— START SUPPLIED RECORDS —

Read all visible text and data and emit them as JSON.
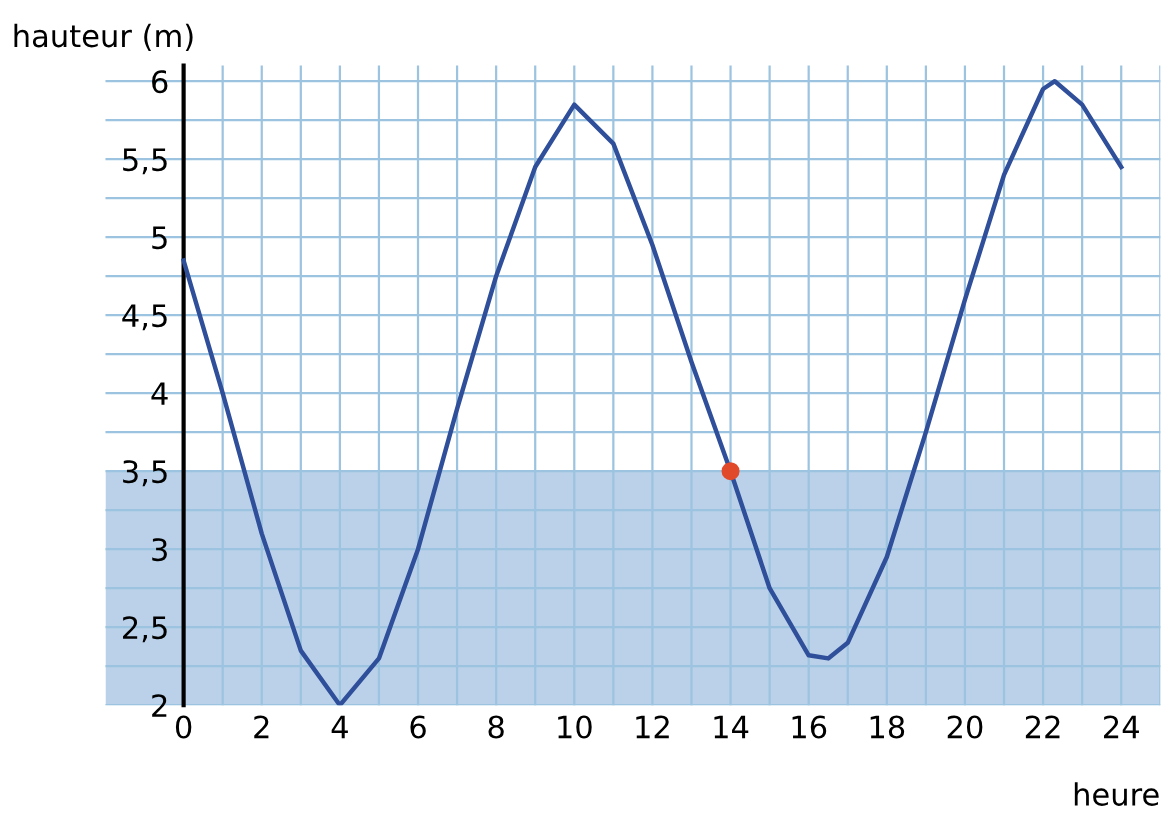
{
  "chart_data": {
    "type": "line",
    "xlabel": "heure",
    "ylabel": "hauteur (m)",
    "xlim": [
      -2,
      25
    ],
    "ylim": [
      2,
      6.1
    ],
    "xticks": [
      0,
      {
        "value": 1,
        "label": null
      },
      2,
      {
        "value": 3,
        "label": null
      },
      4,
      {
        "value": 5,
        "label": null
      },
      6,
      {
        "value": 7,
        "label": null
      },
      8,
      {
        "value": 9,
        "label": null
      },
      10,
      {
        "value": 11,
        "label": null
      },
      12,
      {
        "value": 13,
        "label": null
      },
      14,
      {
        "value": 15,
        "label": null
      },
      16,
      {
        "value": 17,
        "label": null
      },
      18,
      {
        "value": 19,
        "label": null
      },
      20,
      {
        "value": 21,
        "label": null
      },
      22,
      {
        "value": 23,
        "label": null
      },
      24,
      {
        "value": 25,
        "label": null
      }
    ],
    "yticks": [
      2,
      {
        "value": 2.25,
        "label": null
      },
      {
        "value": 2.5,
        "label": "2,5"
      },
      {
        "value": 2.75,
        "label": null
      },
      3,
      {
        "value": 3.25,
        "label": null
      },
      {
        "value": 3.5,
        "label": "3,5"
      },
      {
        "value": 3.75,
        "label": null
      },
      4,
      {
        "value": 4.25,
        "label": null
      },
      {
        "value": 4.5,
        "label": "4,5"
      },
      {
        "value": 4.75,
        "label": null
      },
      5,
      {
        "value": 5.25,
        "label": null
      },
      {
        "value": 5.5,
        "label": "5,5"
      },
      {
        "value": 5.75,
        "label": null
      },
      6
    ],
    "grid": true,
    "marker": "none",
    "line_style": "solid",
    "series": [
      {
        "color": "#2f4f9a",
        "x": [
          0,
          1,
          2,
          3,
          4,
          5,
          6,
          7,
          8,
          9,
          10,
          11,
          12,
          13,
          14,
          15,
          16,
          16.5,
          17,
          18,
          19,
          20,
          21,
          22,
          22.3,
          23,
          24
        ],
        "values": [
          4.85,
          4.0,
          3.1,
          2.35,
          2.0,
          2.3,
          3.0,
          3.9,
          4.75,
          5.45,
          5.85,
          5.6,
          4.95,
          4.2,
          3.5,
          2.75,
          2.32,
          2.3,
          2.4,
          2.95,
          3.75,
          4.6,
          5.4,
          5.95,
          6.0,
          5.85,
          5.45
        ]
      },
      {
        "type": "scatter",
        "color": "#e04a2a",
        "x": [
          14
        ],
        "values": [
          3.5
        ],
        "marker": "circle"
      }
    ],
    "bands": [
      {
        "axis": "y",
        "from": 2,
        "to": 3.5,
        "color": "#a9c6e4"
      }
    ]
  }
}
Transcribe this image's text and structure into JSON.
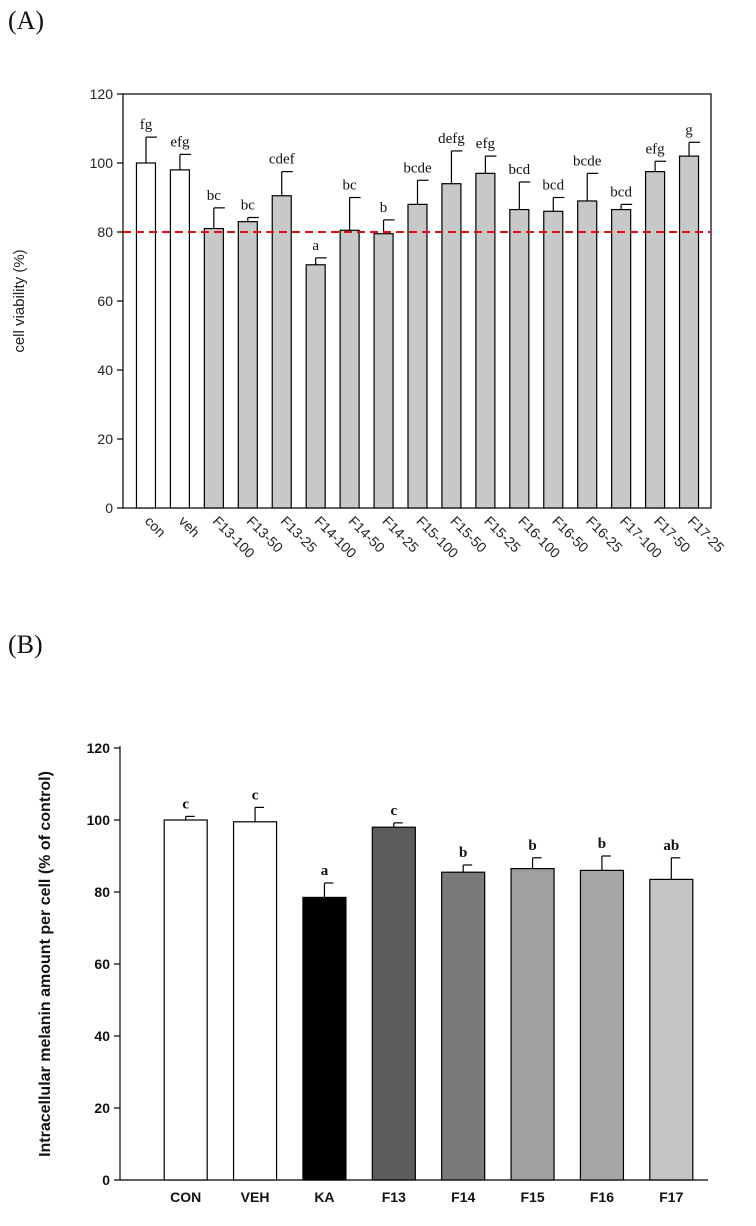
{
  "panels": {
    "a_label": "(A)",
    "b_label": "(B)"
  },
  "chart_data": [
    {
      "type": "bar",
      "panel": "(A)",
      "ylabel": "cell viability (%)",
      "xlabel": "",
      "ylim": [
        0,
        120
      ],
      "yticks": [
        0,
        20,
        40,
        60,
        80,
        100,
        120
      ],
      "categories": [
        "con",
        "veh",
        "F13-100",
        "F13-50",
        "F13-25",
        "F14-100",
        "F14-50",
        "F14-25",
        "F15-100",
        "F15-50",
        "F15-25",
        "F16-100",
        "F16-50",
        "F16-25",
        "F17-100",
        "F17-50",
        "F17-25"
      ],
      "values": [
        100,
        98,
        81,
        83,
        90.5,
        70.5,
        80.5,
        79.5,
        88,
        94,
        97,
        86.5,
        86,
        89,
        86.5,
        97.5,
        102
      ],
      "errors": [
        7.5,
        4.5,
        6,
        1.2,
        7,
        2,
        9.5,
        4,
        7,
        9.5,
        5,
        8,
        4,
        8,
        1.5,
        3,
        4
      ],
      "significance": [
        "fg",
        "efg",
        "bc",
        "bc",
        "cdef",
        "a",
        "bc",
        "b",
        "bcde",
        "defg",
        "efg",
        "bcd",
        "bcd",
        "bcde",
        "bcd",
        "efg",
        "g"
      ],
      "bar_colors": [
        "#ffffff",
        "#ffffff",
        "#c8c8c8",
        "#c8c8c8",
        "#c8c8c8",
        "#c8c8c8",
        "#c8c8c8",
        "#c8c8c8",
        "#c8c8c8",
        "#c8c8c8",
        "#c8c8c8",
        "#c8c8c8",
        "#c8c8c8",
        "#c8c8c8",
        "#c8c8c8",
        "#c8c8c8",
        "#c8c8c8"
      ],
      "reference_line": {
        "value": 80,
        "color": "#e01010",
        "style": "dashed"
      }
    },
    {
      "type": "bar",
      "panel": "(B)",
      "ylabel": "Intracellular melanin amount per cell (% of control)",
      "xlabel": "",
      "ylim": [
        0,
        120
      ],
      "yticks": [
        0,
        20,
        40,
        60,
        80,
        100,
        120
      ],
      "categories": [
        "CON",
        "VEH",
        "KA",
        "F13",
        "F14",
        "F15",
        "F16",
        "F17"
      ],
      "values": [
        100,
        99.5,
        78.5,
        98,
        85.5,
        86.5,
        86,
        83.5
      ],
      "errors": [
        1,
        4,
        4,
        1.2,
        2,
        3,
        4,
        6
      ],
      "significance": [
        "c",
        "c",
        "a",
        "c",
        "b",
        "b",
        "b",
        "ab"
      ],
      "bar_colors": [
        "#ffffff",
        "#ffffff",
        "#000000",
        "#5c5c5c",
        "#7a7a7a",
        "#a0a0a0",
        "#a6a6a6",
        "#c4c4c4"
      ]
    }
  ]
}
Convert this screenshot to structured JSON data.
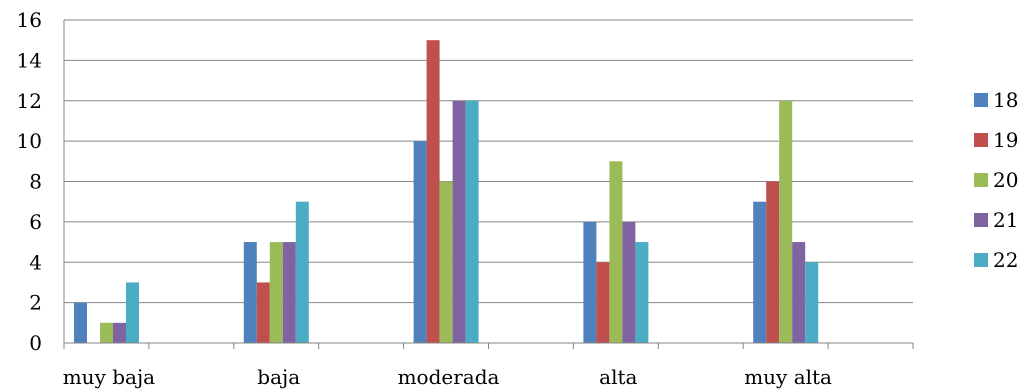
{
  "chart_data": {
    "type": "bar",
    "title": "",
    "xlabel": "",
    "ylabel": "",
    "categories": [
      "muy baja",
      "baja",
      "moderada",
      "alta",
      "muy alta"
    ],
    "series": [
      {
        "name": "18",
        "color": "#4F81BD",
        "values": [
          2,
          5,
          10,
          6,
          7
        ]
      },
      {
        "name": "19",
        "color": "#C0504D",
        "values": [
          0,
          3,
          15,
          4,
          8
        ]
      },
      {
        "name": "20",
        "color": "#9BBB59",
        "values": [
          1,
          5,
          8,
          9,
          12
        ]
      },
      {
        "name": "21",
        "color": "#8064A2",
        "values": [
          1,
          5,
          12,
          6,
          5
        ]
      },
      {
        "name": "22",
        "color": "#4BACC6",
        "values": [
          3,
          7,
          12,
          5,
          4
        ]
      }
    ],
    "ylim": [
      0,
      16
    ],
    "yticks": [
      "0",
      "2",
      "4",
      "6",
      "8",
      "10",
      "12",
      "14",
      "16"
    ],
    "grid": true,
    "legend_position": "right"
  }
}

— END SUPPLIED RECORDS —

WORK TO COMPLETE —
Write out each entry exactly as given, omitting any picture.

FULL OUTPUT —
Read all visible text and data and emit them as JSON.
{
  "chart_data": {
    "type": "line",
    "xlabel": "heure",
    "ylabel": "hauteur (m)",
    "xlim": [
      -2,
      25
    ],
    "ylim": [
      2,
      6.1
    ],
    "xticks": [
      0,
      {
        "value": 1,
        "label": null
      },
      2,
      {
        "value": 3,
        "label": null
      },
      4,
      {
        "value": 5,
        "label": null
      },
      6,
      {
        "value": 7,
        "label": null
      },
      8,
      {
        "value": 9,
        "label": null
      },
      10,
      {
        "value": 11,
        "label": null
      },
      12,
      {
        "value": 13,
        "label": null
      },
      14,
      {
        "value": 15,
        "label": null
      },
      16,
      {
        "value": 17,
        "label": null
      },
      18,
      {
        "value": 19,
        "label": null
      },
      20,
      {
        "value": 21,
        "label": null
      },
      22,
      {
        "value": 23,
        "label": null
      },
      24,
      {
        "value": 25,
        "label": null
      }
    ],
    "yticks": [
      2,
      {
        "value": 2.25,
        "label": null
      },
      {
        "value": 2.5,
        "label": "2,5"
      },
      {
        "value": 2.75,
        "label": null
      },
      3,
      {
        "value": 3.25,
        "label": null
      },
      {
        "value": 3.5,
        "label": "3,5"
      },
      {
        "value": 3.75,
        "label": null
      },
      4,
      {
        "value": 4.25,
        "label": null
      },
      {
        "value": 4.5,
        "label": "4,5"
      },
      {
        "value": 4.75,
        "label": null
      },
      5,
      {
        "value": 5.25,
        "label": null
      },
      {
        "value": 5.5,
        "label": "5,5"
      },
      {
        "value": 5.75,
        "label": null
      },
      6
    ],
    "grid": true,
    "marker": "none",
    "line_style": "solid",
    "series": [
      {
        "color": "#2f4f9a",
        "x": [
          0,
          1,
          2,
          3,
          4,
          5,
          6,
          7,
          8,
          9,
          10,
          11,
          12,
          13,
          14,
          15,
          16,
          16.5,
          17,
          18,
          19,
          20,
          21,
          22,
          22.3,
          23,
          24
        ],
        "values": [
          4.85,
          4.0,
          3.1,
          2.35,
          2.0,
          2.3,
          3.0,
          3.9,
          4.75,
          5.45,
          5.85,
          5.6,
          4.95,
          4.2,
          3.5,
          2.75,
          2.32,
          2.3,
          2.4,
          2.95,
          3.75,
          4.6,
          5.4,
          5.95,
          6.0,
          5.85,
          5.45
        ]
      },
      {
        "type": "scatter",
        "color": "#e04a2a",
        "x": [
          14
        ],
        "values": [
          3.5
        ],
        "marker": "circle"
      }
    ],
    "bands": [
      {
        "axis": "y",
        "from": 2,
        "to": 3.5,
        "color": "#a9c6e4"
      }
    ]
  }
}
Transcribe this image's text and structure into JSON.
{
  "panels": {
    "a_label": "(A)",
    "b_label": "(B)"
  },
  "chart_data": [
    {
      "type": "bar",
      "panel": "(A)",
      "ylabel": "cell viability (%)",
      "xlabel": "",
      "ylim": [
        0,
        120
      ],
      "yticks": [
        0,
        20,
        40,
        60,
        80,
        100,
        120
      ],
      "categories": [
        "con",
        "veh",
        "F13-100",
        "F13-50",
        "F13-25",
        "F14-100",
        "F14-50",
        "F14-25",
        "F15-100",
        "F15-50",
        "F15-25",
        "F16-100",
        "F16-50",
        "F16-25",
        "F17-100",
        "F17-50",
        "F17-25"
      ],
      "values": [
        100,
        98,
        81,
        83,
        90.5,
        70.5,
        80.5,
        79.5,
        88,
        94,
        97,
        86.5,
        86,
        89,
        86.5,
        97.5,
        102
      ],
      "errors": [
        7.5,
        4.5,
        6,
        1.2,
        7,
        2,
        9.5,
        4,
        7,
        9.5,
        5,
        8,
        4,
        8,
        1.5,
        3,
        4
      ],
      "significance": [
        "fg",
        "efg",
        "bc",
        "bc",
        "cdef",
        "a",
        "bc",
        "b",
        "bcde",
        "defg",
        "efg",
        "bcd",
        "bcd",
        "bcde",
        "bcd",
        "efg",
        "g"
      ],
      "bar_colors": [
        "#ffffff",
        "#ffffff",
        "#c8c8c8",
        "#c8c8c8",
        "#c8c8c8",
        "#c8c8c8",
        "#c8c8c8",
        "#c8c8c8",
        "#c8c8c8",
        "#c8c8c8",
        "#c8c8c8",
        "#c8c8c8",
        "#c8c8c8",
        "#c8c8c8",
        "#c8c8c8",
        "#c8c8c8",
        "#c8c8c8"
      ],
      "reference_line": {
        "value": 80,
        "color": "#e01010",
        "style": "dashed"
      }
    },
    {
      "type": "bar",
      "panel": "(B)",
      "ylabel": "Intracellular melanin amount per cell (% of control)",
      "xlabel": "",
      "ylim": [
        0,
        120
      ],
      "yticks": [
        0,
        20,
        40,
        60,
        80,
        100,
        120
      ],
      "categories": [
        "CON",
        "VEH",
        "KA",
        "F13",
        "F14",
        "F15",
        "F16",
        "F17"
      ],
      "values": [
        100,
        99.5,
        78.5,
        98,
        85.5,
        86.5,
        86,
        83.5
      ],
      "errors": [
        1,
        4,
        4,
        1.2,
        2,
        3,
        4,
        6
      ],
      "significance": [
        "c",
        "c",
        "a",
        "c",
        "b",
        "b",
        "b",
        "ab"
      ],
      "bar_colors": [
        "#ffffff",
        "#ffffff",
        "#000000",
        "#5c5c5c",
        "#7a7a7a",
        "#a0a0a0",
        "#a6a6a6",
        "#c4c4c4"
      ]
    }
  ]
}
Convert this screenshot to structured JSON data.
{
  "chart_data": {
    "type": "bar",
    "title": "",
    "xlabel": "",
    "ylabel": "",
    "categories": [
      "muy baja",
      "baja",
      "moderada",
      "alta",
      "muy alta"
    ],
    "series": [
      {
        "name": "18",
        "color": "#4F81BD",
        "values": [
          2,
          5,
          10,
          6,
          7
        ]
      },
      {
        "name": "19",
        "color": "#C0504D",
        "values": [
          0,
          3,
          15,
          4,
          8
        ]
      },
      {
        "name": "20",
        "color": "#9BBB59",
        "values": [
          1,
          5,
          8,
          9,
          12
        ]
      },
      {
        "name": "21",
        "color": "#8064A2",
        "values": [
          1,
          5,
          12,
          6,
          5
        ]
      },
      {
        "name": "22",
        "color": "#4BACC6",
        "values": [
          3,
          7,
          12,
          5,
          4
        ]
      }
    ],
    "ylim": [
      0,
      16
    ],
    "yticks": [
      "0",
      "2",
      "4",
      "6",
      "8",
      "10",
      "12",
      "14",
      "16"
    ],
    "grid": true,
    "legend_position": "right"
  }
}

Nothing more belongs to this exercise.